◆ Data for this exercise

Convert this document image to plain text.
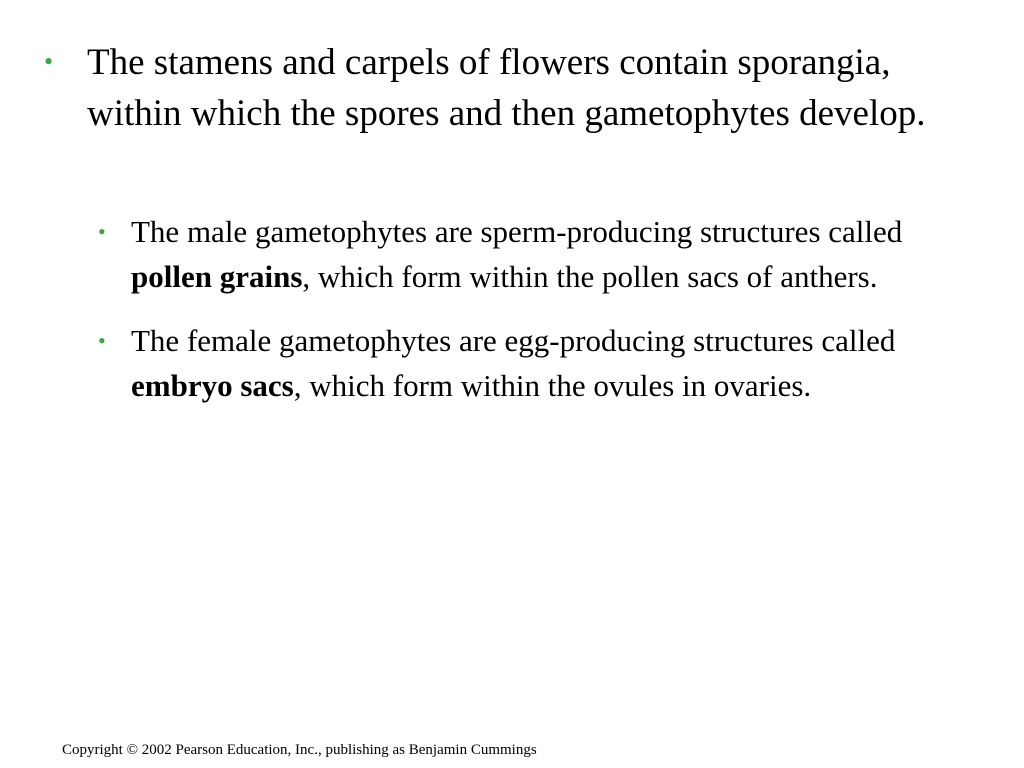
• The stamens and carpels of flowers contain sporangia, within which the spores and then gametophytes develop.
• The male gametophytes are sperm-producing structures called pollen grains, which form within the pollen sacs of anthers.
• The female gametophytes are egg-producing structures called embryo sacs, which form within the ovules in ovaries.
Copyright © 2002 Pearson Education, Inc., publishing as Benjamin Cummings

◆ What you should do
Each entry above should be reproduced exactly, with the pictures removed.

◆ Full solution
Convert this document image to plain text.
• The stamens and carpels of flowers contain sporangia, within which the spores and then gametophytes develop.
• The male gametophytes are sperm-producing structures called pollen grains, which form within the pollen sacs of anthers.
• The female gametophytes are egg-producing structures called embryo sacs, which form within the ovules in ovaries.
Copyright © 2002 Pearson Education, Inc., publishing as Benjamin Cummings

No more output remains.